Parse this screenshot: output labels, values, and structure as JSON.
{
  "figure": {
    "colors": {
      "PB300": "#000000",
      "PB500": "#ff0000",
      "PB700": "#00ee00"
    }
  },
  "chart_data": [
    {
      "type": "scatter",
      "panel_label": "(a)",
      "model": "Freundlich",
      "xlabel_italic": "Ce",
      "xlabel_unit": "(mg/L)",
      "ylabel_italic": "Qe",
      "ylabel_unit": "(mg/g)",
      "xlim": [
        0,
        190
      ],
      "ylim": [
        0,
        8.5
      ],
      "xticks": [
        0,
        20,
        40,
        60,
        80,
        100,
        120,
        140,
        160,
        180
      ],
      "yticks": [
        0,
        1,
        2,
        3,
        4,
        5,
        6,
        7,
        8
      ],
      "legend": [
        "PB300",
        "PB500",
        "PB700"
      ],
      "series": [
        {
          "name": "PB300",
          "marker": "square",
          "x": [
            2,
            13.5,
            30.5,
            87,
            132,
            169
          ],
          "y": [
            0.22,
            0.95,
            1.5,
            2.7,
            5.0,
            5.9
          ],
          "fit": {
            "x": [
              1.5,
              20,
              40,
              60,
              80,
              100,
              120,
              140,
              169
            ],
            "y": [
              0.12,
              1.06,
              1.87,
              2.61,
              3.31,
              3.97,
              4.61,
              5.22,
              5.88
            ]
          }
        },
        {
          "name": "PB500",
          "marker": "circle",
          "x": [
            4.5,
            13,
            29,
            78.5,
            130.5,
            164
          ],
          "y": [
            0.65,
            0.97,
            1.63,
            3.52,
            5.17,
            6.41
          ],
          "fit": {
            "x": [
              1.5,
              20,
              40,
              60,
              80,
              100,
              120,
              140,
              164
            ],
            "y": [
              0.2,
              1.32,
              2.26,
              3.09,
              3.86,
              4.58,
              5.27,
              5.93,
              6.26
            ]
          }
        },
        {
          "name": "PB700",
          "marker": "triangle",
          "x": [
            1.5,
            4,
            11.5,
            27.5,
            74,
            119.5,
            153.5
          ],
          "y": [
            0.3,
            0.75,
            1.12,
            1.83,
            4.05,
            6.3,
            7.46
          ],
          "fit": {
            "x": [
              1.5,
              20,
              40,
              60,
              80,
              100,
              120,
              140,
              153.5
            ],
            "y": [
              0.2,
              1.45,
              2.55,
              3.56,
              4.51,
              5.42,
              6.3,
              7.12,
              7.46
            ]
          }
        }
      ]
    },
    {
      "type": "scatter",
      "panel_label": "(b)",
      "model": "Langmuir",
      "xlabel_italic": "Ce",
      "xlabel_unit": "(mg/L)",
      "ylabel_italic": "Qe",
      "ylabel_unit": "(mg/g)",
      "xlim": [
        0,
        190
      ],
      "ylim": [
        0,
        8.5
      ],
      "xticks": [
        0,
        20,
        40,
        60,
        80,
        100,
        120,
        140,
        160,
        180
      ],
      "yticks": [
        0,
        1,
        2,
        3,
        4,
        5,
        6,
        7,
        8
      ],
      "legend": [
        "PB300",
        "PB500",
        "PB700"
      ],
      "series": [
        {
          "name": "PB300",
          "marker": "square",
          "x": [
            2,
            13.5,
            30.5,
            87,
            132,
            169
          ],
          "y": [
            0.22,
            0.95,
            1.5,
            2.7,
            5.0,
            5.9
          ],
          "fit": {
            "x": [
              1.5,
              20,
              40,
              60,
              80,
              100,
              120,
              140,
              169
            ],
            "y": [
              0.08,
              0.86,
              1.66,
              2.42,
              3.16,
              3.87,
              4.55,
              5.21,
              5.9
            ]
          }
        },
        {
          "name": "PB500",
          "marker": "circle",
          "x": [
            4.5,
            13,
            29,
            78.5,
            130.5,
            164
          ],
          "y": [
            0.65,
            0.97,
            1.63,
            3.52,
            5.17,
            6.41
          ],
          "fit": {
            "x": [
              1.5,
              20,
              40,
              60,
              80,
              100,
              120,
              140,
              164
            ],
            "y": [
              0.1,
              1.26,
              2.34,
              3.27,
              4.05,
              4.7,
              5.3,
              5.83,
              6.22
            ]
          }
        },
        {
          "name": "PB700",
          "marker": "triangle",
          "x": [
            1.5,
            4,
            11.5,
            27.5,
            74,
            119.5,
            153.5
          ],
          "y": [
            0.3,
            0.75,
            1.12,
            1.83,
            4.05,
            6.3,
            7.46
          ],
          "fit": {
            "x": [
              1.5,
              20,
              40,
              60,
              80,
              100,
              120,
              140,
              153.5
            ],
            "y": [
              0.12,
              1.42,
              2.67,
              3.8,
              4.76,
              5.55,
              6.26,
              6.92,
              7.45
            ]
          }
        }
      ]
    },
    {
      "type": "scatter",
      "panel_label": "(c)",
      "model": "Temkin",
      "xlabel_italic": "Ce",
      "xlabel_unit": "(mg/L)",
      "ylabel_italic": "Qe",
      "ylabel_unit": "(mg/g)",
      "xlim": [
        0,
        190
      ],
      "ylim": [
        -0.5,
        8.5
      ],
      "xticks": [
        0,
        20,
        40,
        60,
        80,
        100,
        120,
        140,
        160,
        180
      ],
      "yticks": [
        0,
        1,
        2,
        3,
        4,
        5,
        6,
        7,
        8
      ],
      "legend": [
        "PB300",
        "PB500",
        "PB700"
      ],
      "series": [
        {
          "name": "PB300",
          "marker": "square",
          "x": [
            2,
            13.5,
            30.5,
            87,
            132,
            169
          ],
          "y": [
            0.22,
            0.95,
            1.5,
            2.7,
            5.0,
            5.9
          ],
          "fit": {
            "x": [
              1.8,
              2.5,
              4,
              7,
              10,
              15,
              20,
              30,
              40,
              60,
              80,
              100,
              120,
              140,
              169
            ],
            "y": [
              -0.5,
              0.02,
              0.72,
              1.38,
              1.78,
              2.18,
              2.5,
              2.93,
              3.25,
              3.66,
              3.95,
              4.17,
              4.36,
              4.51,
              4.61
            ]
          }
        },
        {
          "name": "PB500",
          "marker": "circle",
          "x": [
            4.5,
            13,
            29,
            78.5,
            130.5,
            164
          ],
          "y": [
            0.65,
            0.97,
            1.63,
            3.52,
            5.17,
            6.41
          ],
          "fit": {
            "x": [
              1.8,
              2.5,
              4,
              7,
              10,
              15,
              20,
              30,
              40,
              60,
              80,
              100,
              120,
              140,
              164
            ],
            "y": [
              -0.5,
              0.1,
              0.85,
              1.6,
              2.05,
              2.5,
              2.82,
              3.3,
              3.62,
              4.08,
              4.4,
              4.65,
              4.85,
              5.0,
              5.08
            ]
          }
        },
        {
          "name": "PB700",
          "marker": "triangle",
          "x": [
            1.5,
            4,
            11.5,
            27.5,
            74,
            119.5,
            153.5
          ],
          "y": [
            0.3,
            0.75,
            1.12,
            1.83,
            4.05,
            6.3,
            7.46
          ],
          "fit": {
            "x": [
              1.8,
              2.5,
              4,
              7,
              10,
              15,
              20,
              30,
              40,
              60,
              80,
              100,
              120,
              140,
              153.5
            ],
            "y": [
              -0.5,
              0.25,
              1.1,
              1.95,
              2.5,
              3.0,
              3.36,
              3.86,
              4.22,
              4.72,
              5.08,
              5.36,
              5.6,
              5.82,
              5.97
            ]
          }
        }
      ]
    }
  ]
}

========

> [Aim]:
The entries above must be returned in full, exactly as shown.

> [Written answer]:
Parse this screenshot: output labels, values, and structure as JSON.
{
  "figure": {
    "colors": {
      "PB300": "#000000",
      "PB500": "#ff0000",
      "PB700": "#00ee00"
    }
  },
  "chart_data": [
    {
      "type": "scatter",
      "panel_label": "(a)",
      "model": "Freundlich",
      "xlabel_italic": "Ce",
      "xlabel_unit": "(mg/L)",
      "ylabel_italic": "Qe",
      "ylabel_unit": "(mg/g)",
      "xlim": [
        0,
        190
      ],
      "ylim": [
        0,
        8.5
      ],
      "xticks": [
        0,
        20,
        40,
        60,
        80,
        100,
        120,
        140,
        160,
        180
      ],
      "yticks": [
        0,
        1,
        2,
        3,
        4,
        5,
        6,
        7,
        8
      ],
      "legend": [
        "PB300",
        "PB500",
        "PB700"
      ],
      "series": [
        {
          "name": "PB300",
          "marker": "square",
          "x": [
            2,
            13.5,
            30.5,
            87,
            132,
            169
          ],
          "y": [
            0.22,
            0.95,
            1.5,
            2.7,
            5.0,
            5.9
          ],
          "fit": {
            "x": [
              1.5,
              20,
              40,
              60,
              80,
              100,
              120,
              140,
              169
            ],
            "y": [
              0.12,
              1.06,
              1.87,
              2.61,
              3.31,
              3.97,
              4.61,
              5.22,
              5.88
            ]
          }
        },
        {
          "name": "PB500",
          "marker": "circle",
          "x": [
            4.5,
            13,
            29,
            78.5,
            130.5,
            164
          ],
          "y": [
            0.65,
            0.97,
            1.63,
            3.52,
            5.17,
            6.41
          ],
          "fit": {
            "x": [
              1.5,
              20,
              40,
              60,
              80,
              100,
              120,
              140,
              164
            ],
            "y": [
              0.2,
              1.32,
              2.26,
              3.09,
              3.86,
              4.58,
              5.27,
              5.93,
              6.26
            ]
          }
        },
        {
          "name": "PB700",
          "marker": "triangle",
          "x": [
            1.5,
            4,
            11.5,
            27.5,
            74,
            119.5,
            153.5
          ],
          "y": [
            0.3,
            0.75,
            1.12,
            1.83,
            4.05,
            6.3,
            7.46
          ],
          "fit": {
            "x": [
              1.5,
              20,
              40,
              60,
              80,
              100,
              120,
              140,
              153.5
            ],
            "y": [
              0.2,
              1.45,
              2.55,
              3.56,
              4.51,
              5.42,
              6.3,
              7.12,
              7.46
            ]
          }
        }
      ]
    },
    {
      "type": "scatter",
      "panel_label": "(b)",
      "model": "Langmuir",
      "xlabel_italic": "Ce",
      "xlabel_unit": "(mg/L)",
      "ylabel_italic": "Qe",
      "ylabel_unit": "(mg/g)",
      "xlim": [
        0,
        190
      ],
      "ylim": [
        0,
        8.5
      ],
      "xticks": [
        0,
        20,
        40,
        60,
        80,
        100,
        120,
        140,
        160,
        180
      ],
      "yticks": [
        0,
        1,
        2,
        3,
        4,
        5,
        6,
        7,
        8
      ],
      "legend": [
        "PB300",
        "PB500",
        "PB700"
      ],
      "series": [
        {
          "name": "PB300",
          "marker": "square",
          "x": [
            2,
            13.5,
            30.5,
            87,
            132,
            169
          ],
          "y": [
            0.22,
            0.95,
            1.5,
            2.7,
            5.0,
            5.9
          ],
          "fit": {
            "x": [
              1.5,
              20,
              40,
              60,
              80,
              100,
              120,
              140,
              169
            ],
            "y": [
              0.08,
              0.86,
              1.66,
              2.42,
              3.16,
              3.87,
              4.55,
              5.21,
              5.9
            ]
          }
        },
        {
          "name": "PB500",
          "marker": "circle",
          "x": [
            4.5,
            13,
            29,
            78.5,
            130.5,
            164
          ],
          "y": [
            0.65,
            0.97,
            1.63,
            3.52,
            5.17,
            6.41
          ],
          "fit": {
            "x": [
              1.5,
              20,
              40,
              60,
              80,
              100,
              120,
              140,
              164
            ],
            "y": [
              0.1,
              1.26,
              2.34,
              3.27,
              4.05,
              4.7,
              5.3,
              5.83,
              6.22
            ]
          }
        },
        {
          "name": "PB700",
          "marker": "triangle",
          "x": [
            1.5,
            4,
            11.5,
            27.5,
            74,
            119.5,
            153.5
          ],
          "y": [
            0.3,
            0.75,
            1.12,
            1.83,
            4.05,
            6.3,
            7.46
          ],
          "fit": {
            "x": [
              1.5,
              20,
              40,
              60,
              80,
              100,
              120,
              140,
              153.5
            ],
            "y": [
              0.12,
              1.42,
              2.67,
              3.8,
              4.76,
              5.55,
              6.26,
              6.92,
              7.45
            ]
          }
        }
      ]
    },
    {
      "type": "scatter",
      "panel_label": "(c)",
      "model": "Temkin",
      "xlabel_italic": "Ce",
      "xlabel_unit": "(mg/L)",
      "ylabel_italic": "Qe",
      "ylabel_unit": "(mg/g)",
      "xlim": [
        0,
        190
      ],
      "ylim": [
        -0.5,
        8.5
      ],
      "xticks": [
        0,
        20,
        40,
        60,
        80,
        100,
        120,
        140,
        160,
        180
      ],
      "yticks": [
        0,
        1,
        2,
        3,
        4,
        5,
        6,
        7,
        8
      ],
      "legend": [
        "PB300",
        "PB500",
        "PB700"
      ],
      "series": [
        {
          "name": "PB300",
          "marker": "square",
          "x": [
            2,
            13.5,
            30.5,
            87,
            132,
            169
          ],
          "y": [
            0.22,
            0.95,
            1.5,
            2.7,
            5.0,
            5.9
          ],
          "fit": {
            "x": [
              1.8,
              2.5,
              4,
              7,
              10,
              15,
              20,
              30,
              40,
              60,
              80,
              100,
              120,
              140,
              169
            ],
            "y": [
              -0.5,
              0.02,
              0.72,
              1.38,
              1.78,
              2.18,
              2.5,
              2.93,
              3.25,
              3.66,
              3.95,
              4.17,
              4.36,
              4.51,
              4.61
            ]
          }
        },
        {
          "name": "PB500",
          "marker": "circle",
          "x": [
            4.5,
            13,
            29,
            78.5,
            130.5,
            164
          ],
          "y": [
            0.65,
            0.97,
            1.63,
            3.52,
            5.17,
            6.41
          ],
          "fit": {
            "x": [
              1.8,
              2.5,
              4,
              7,
              10,
              15,
              20,
              30,
              40,
              60,
              80,
              100,
              120,
              140,
              164
            ],
            "y": [
              -0.5,
              0.1,
              0.85,
              1.6,
              2.05,
              2.5,
              2.82,
              3.3,
              3.62,
              4.08,
              4.4,
              4.65,
              4.85,
              5.0,
              5.08
            ]
          }
        },
        {
          "name": "PB700",
          "marker": "triangle",
          "x": [
            1.5,
            4,
            11.5,
            27.5,
            74,
            119.5,
            153.5
          ],
          "y": [
            0.3,
            0.75,
            1.12,
            1.83,
            4.05,
            6.3,
            7.46
          ],
          "fit": {
            "x": [
              1.8,
              2.5,
              4,
              7,
              10,
              15,
              20,
              30,
              40,
              60,
              80,
              100,
              120,
              140,
              153.5
            ],
            "y": [
              -0.5,
              0.25,
              1.1,
              1.95,
              2.5,
              3.0,
              3.36,
              3.86,
              4.22,
              4.72,
              5.08,
              5.36,
              5.6,
              5.82,
              5.97
            ]
          }
        }
      ]
    }
  ]
}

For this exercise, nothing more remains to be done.